[Records for processing start]

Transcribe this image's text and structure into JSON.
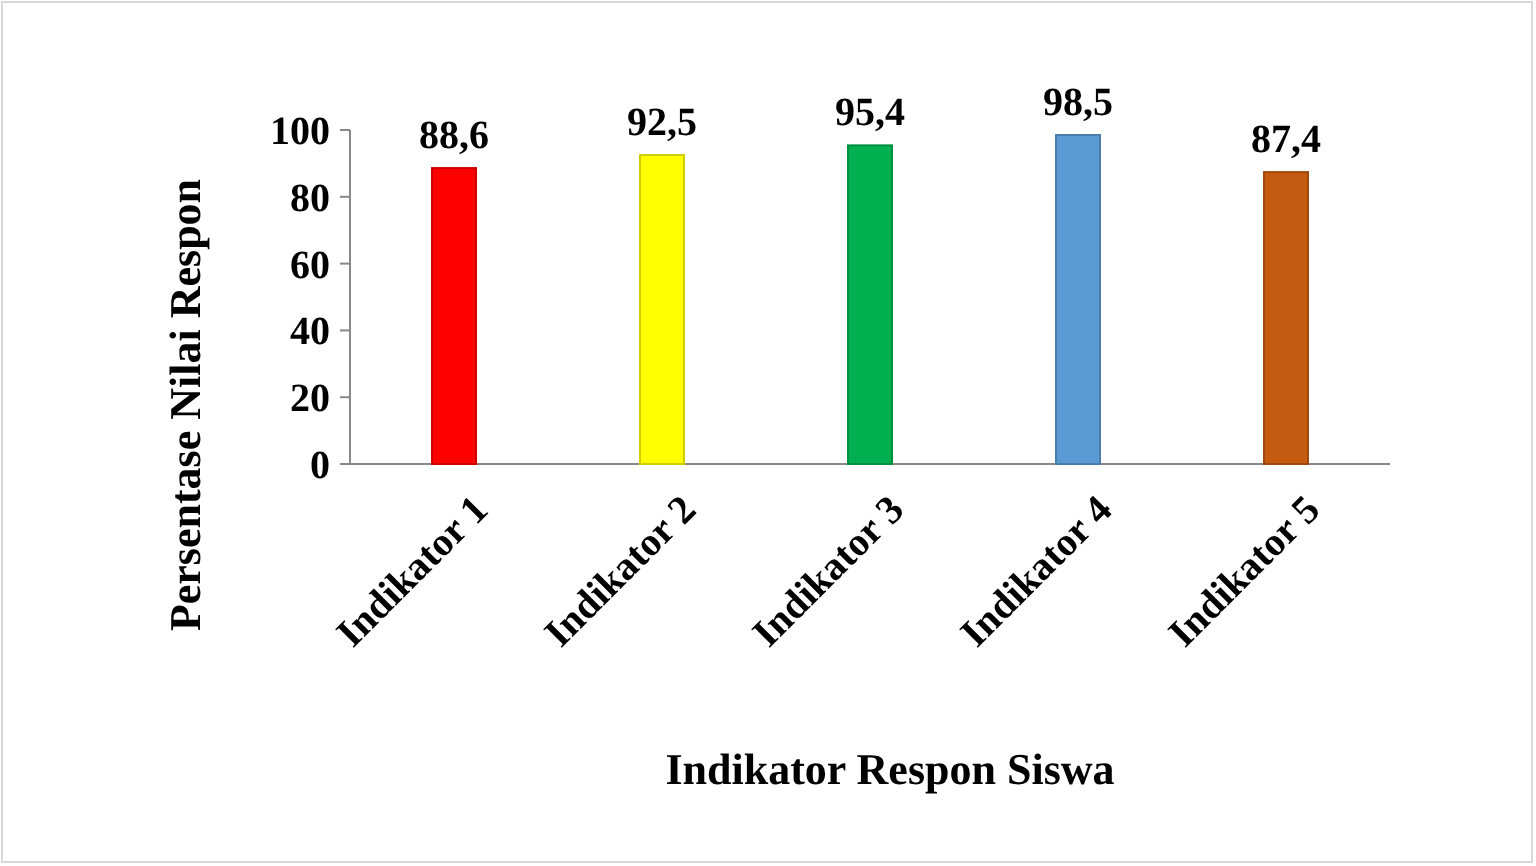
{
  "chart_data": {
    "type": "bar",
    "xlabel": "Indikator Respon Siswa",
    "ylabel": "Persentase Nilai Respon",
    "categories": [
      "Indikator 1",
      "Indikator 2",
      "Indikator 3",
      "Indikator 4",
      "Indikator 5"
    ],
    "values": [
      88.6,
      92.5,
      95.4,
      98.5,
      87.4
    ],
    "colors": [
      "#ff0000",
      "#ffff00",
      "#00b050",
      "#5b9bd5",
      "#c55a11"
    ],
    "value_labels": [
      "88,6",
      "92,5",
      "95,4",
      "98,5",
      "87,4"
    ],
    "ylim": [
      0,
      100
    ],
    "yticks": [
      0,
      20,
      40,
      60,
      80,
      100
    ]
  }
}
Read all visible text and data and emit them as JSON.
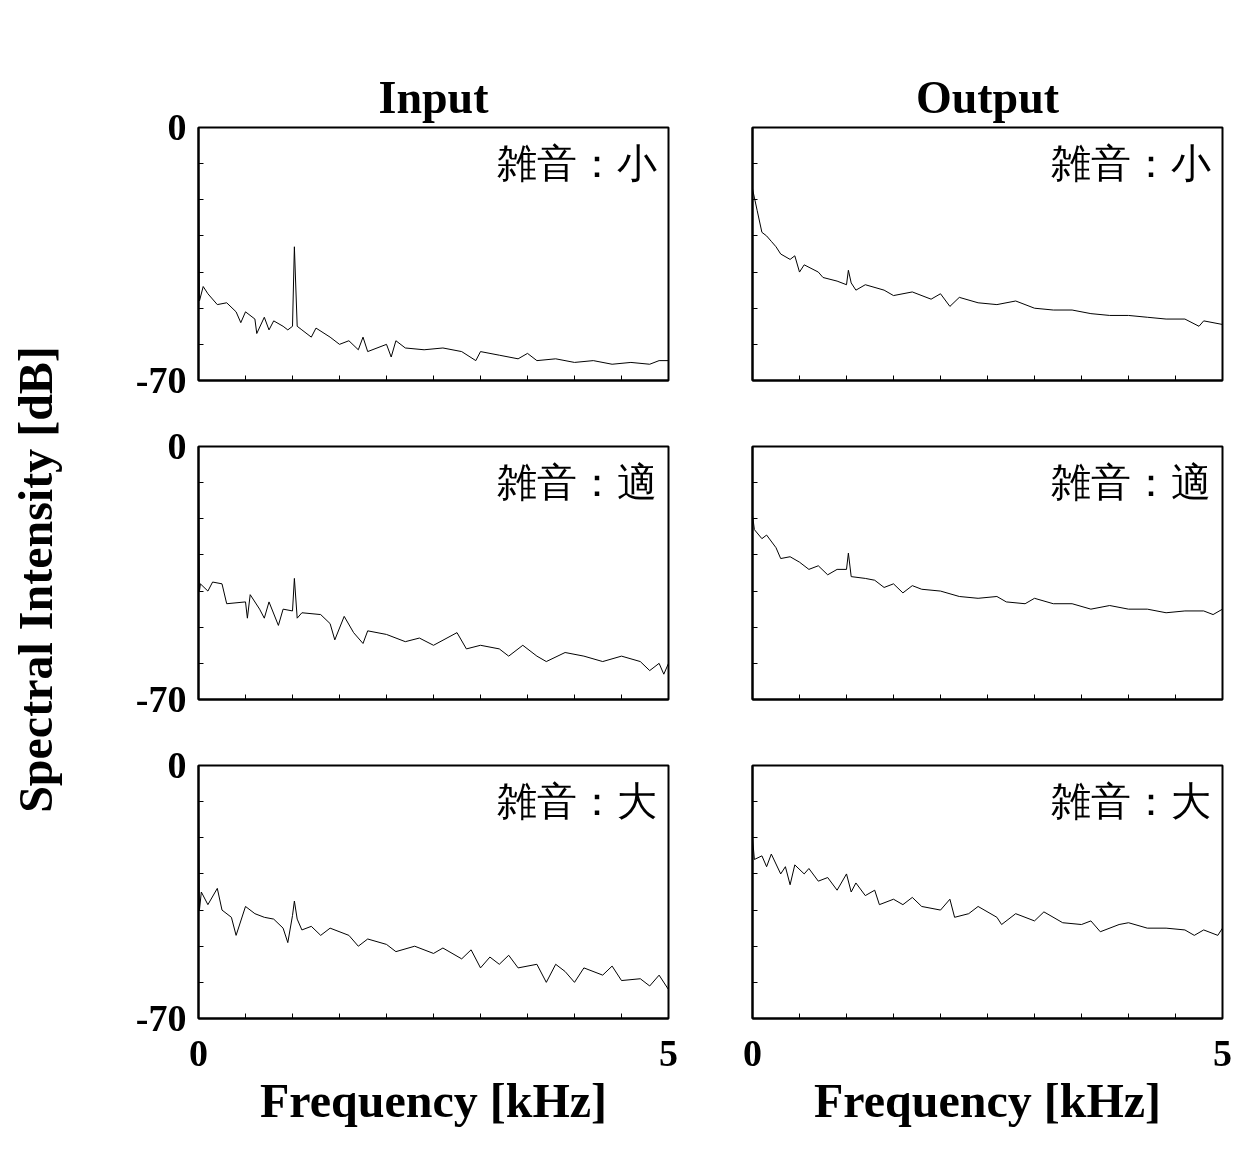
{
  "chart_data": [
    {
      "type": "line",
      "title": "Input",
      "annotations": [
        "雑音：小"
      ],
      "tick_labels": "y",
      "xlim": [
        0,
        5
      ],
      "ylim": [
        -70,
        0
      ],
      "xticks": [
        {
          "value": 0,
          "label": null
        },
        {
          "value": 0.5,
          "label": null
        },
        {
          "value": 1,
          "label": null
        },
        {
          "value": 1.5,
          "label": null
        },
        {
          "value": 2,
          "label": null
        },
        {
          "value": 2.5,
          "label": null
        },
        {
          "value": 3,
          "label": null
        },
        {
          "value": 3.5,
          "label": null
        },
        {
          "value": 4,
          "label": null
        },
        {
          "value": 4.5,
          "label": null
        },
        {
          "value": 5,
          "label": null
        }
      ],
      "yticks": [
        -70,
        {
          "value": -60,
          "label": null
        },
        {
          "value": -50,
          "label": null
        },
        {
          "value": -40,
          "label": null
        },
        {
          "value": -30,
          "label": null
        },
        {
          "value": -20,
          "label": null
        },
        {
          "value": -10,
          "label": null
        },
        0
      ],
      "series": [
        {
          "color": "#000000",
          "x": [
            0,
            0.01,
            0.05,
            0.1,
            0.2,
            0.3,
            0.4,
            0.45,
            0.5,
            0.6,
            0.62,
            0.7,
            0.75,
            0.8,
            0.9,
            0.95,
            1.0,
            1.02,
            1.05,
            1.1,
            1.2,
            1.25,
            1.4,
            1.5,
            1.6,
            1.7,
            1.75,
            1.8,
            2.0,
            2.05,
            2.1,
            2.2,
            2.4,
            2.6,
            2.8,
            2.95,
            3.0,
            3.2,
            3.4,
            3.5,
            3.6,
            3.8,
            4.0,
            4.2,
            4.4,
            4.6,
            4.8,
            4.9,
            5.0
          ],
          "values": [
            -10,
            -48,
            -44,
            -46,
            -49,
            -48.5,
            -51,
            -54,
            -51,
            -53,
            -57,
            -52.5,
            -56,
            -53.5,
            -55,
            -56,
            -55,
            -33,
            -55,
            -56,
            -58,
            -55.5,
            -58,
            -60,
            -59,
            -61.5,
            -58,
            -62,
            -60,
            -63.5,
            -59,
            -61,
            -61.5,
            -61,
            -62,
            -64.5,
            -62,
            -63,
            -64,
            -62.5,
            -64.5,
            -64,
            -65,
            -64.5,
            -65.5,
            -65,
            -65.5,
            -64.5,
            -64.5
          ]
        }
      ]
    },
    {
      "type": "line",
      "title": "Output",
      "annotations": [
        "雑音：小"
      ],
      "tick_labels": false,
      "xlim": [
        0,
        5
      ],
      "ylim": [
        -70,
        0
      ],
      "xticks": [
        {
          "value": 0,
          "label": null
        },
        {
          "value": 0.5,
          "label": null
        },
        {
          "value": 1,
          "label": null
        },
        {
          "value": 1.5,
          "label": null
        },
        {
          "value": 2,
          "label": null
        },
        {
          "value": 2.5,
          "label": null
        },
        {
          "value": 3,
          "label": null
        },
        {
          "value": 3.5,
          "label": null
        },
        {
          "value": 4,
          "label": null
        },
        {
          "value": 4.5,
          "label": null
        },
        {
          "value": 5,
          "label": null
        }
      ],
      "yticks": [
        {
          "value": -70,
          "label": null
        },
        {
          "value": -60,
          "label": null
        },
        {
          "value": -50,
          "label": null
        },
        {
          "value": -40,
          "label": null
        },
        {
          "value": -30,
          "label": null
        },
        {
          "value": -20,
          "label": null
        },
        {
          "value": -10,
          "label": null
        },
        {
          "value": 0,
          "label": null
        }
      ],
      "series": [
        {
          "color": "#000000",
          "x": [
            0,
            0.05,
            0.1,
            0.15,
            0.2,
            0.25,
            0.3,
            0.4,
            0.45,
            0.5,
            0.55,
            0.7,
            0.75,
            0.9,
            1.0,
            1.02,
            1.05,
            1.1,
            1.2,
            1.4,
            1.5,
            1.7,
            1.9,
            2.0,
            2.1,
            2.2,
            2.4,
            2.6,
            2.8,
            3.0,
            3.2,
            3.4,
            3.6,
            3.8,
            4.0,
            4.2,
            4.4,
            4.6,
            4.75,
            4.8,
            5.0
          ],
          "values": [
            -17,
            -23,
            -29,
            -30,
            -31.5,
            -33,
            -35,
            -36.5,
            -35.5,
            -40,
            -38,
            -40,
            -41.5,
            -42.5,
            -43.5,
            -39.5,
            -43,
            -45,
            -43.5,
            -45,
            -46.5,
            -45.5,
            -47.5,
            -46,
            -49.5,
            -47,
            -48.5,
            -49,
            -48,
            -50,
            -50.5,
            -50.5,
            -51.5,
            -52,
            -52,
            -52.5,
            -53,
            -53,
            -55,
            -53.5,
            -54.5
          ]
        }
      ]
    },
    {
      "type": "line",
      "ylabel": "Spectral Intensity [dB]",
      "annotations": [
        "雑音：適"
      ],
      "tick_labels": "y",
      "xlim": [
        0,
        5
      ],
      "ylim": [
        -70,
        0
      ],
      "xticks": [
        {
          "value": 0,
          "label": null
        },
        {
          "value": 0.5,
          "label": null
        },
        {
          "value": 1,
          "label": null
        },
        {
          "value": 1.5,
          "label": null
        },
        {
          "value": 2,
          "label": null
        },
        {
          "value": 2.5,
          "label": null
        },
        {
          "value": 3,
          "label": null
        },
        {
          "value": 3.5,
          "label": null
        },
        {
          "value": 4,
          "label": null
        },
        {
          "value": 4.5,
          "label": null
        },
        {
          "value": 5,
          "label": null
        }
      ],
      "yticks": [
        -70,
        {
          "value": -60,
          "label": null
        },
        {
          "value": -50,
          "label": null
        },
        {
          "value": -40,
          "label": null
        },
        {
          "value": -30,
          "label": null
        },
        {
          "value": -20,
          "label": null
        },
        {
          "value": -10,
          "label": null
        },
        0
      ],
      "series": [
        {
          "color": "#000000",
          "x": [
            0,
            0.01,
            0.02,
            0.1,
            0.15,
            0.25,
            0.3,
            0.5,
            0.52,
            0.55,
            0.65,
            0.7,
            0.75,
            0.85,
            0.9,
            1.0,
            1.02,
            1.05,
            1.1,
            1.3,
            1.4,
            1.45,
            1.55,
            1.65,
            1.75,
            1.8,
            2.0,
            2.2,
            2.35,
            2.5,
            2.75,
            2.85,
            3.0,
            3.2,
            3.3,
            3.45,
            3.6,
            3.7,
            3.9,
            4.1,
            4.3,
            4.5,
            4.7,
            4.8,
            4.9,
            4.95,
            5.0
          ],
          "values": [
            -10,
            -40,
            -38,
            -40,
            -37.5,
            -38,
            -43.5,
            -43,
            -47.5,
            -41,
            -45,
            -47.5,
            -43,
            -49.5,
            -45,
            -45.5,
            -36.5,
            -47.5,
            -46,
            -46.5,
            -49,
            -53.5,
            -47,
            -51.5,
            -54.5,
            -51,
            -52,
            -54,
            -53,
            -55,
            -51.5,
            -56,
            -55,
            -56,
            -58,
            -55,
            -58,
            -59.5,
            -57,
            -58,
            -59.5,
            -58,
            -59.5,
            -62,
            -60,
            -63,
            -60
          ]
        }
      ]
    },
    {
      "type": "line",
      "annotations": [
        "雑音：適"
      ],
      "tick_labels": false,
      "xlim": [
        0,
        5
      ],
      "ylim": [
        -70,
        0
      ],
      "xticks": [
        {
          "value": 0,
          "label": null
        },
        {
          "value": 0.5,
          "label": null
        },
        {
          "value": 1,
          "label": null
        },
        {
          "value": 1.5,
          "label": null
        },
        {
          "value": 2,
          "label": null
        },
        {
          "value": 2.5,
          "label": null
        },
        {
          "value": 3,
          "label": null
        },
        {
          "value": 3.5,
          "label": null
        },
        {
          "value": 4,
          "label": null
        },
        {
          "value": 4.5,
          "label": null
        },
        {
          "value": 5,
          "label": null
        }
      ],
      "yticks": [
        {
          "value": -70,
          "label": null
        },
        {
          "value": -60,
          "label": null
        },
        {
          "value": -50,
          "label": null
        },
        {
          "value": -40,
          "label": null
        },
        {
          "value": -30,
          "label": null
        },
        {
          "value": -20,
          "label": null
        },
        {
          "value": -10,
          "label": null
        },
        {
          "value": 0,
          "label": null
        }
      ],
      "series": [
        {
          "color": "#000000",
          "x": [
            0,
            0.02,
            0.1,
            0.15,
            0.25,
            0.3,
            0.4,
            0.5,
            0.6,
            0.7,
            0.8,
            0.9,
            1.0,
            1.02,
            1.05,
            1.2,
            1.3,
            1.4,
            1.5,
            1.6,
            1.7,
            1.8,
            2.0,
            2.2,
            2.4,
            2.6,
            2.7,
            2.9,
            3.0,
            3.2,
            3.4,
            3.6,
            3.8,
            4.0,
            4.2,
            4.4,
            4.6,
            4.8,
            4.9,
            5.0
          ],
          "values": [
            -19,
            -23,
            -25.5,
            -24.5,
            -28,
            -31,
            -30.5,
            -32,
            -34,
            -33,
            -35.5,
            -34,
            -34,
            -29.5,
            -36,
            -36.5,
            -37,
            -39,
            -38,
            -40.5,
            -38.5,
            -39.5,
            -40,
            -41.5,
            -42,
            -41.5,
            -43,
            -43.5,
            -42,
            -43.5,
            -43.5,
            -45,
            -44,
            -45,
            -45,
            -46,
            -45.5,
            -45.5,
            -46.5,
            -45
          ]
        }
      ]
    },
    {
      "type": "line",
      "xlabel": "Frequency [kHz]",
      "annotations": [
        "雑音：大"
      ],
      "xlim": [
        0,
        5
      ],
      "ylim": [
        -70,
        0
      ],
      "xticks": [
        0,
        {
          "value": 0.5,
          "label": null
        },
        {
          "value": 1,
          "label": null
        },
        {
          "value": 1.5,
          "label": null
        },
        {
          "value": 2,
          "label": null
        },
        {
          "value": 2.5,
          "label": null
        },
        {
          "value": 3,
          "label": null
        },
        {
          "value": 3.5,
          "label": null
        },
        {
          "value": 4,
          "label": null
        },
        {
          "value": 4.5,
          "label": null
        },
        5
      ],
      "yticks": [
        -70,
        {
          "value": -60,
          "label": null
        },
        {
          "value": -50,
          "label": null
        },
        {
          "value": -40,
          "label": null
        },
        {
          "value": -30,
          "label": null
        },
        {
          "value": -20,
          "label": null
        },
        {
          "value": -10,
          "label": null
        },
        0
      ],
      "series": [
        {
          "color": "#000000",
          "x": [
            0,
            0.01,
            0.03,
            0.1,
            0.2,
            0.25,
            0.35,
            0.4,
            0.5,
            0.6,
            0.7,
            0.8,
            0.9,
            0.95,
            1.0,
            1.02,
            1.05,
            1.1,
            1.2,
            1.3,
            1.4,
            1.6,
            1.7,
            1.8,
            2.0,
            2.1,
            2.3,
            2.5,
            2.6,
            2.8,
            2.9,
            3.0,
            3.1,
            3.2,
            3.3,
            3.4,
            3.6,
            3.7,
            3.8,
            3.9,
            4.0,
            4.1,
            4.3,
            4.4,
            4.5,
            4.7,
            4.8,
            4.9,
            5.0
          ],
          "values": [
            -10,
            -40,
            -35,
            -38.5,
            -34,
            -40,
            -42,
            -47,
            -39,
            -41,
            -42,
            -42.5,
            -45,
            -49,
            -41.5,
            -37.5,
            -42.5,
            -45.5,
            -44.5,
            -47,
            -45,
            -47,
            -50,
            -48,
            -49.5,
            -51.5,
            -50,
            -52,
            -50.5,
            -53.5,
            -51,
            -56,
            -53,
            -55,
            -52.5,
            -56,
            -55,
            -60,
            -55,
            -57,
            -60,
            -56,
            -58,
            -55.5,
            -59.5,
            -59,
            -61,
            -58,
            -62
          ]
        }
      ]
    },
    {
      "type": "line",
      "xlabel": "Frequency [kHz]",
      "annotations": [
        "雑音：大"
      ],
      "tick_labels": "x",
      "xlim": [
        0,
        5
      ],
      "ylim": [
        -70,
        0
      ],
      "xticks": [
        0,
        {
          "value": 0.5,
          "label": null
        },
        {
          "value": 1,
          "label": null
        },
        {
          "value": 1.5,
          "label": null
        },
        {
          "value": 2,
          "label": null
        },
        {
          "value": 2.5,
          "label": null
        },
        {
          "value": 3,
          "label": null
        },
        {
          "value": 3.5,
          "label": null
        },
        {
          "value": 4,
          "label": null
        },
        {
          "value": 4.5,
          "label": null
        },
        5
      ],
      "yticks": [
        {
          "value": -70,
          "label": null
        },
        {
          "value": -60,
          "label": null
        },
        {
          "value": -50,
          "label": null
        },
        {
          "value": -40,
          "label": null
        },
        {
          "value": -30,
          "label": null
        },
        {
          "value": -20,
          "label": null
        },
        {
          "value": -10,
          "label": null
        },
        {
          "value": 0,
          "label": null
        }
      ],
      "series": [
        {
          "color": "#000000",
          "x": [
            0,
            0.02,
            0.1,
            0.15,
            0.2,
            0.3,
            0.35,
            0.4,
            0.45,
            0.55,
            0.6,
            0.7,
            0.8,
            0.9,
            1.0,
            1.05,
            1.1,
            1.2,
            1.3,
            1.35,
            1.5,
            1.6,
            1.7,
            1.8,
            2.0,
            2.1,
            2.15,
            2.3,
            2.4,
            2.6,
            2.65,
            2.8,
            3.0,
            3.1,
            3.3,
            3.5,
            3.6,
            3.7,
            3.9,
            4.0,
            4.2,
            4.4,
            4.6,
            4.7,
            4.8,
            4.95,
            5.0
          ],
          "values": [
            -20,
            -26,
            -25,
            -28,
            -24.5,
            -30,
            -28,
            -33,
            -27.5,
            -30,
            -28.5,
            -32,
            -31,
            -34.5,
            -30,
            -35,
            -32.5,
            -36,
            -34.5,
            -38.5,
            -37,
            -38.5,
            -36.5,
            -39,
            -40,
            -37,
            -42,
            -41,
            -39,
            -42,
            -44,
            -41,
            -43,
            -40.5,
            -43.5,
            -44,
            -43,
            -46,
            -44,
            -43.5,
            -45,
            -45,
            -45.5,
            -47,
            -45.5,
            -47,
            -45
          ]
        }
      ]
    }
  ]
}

[Records for processing end]

- Goal -
Check each line of the records for the word "Respon" and extract those that contain it.

- Answer to this exercise -
    "xlabel": "Indikator Respon Siswa",
    "ylabel": "Persentase Nilai Respon",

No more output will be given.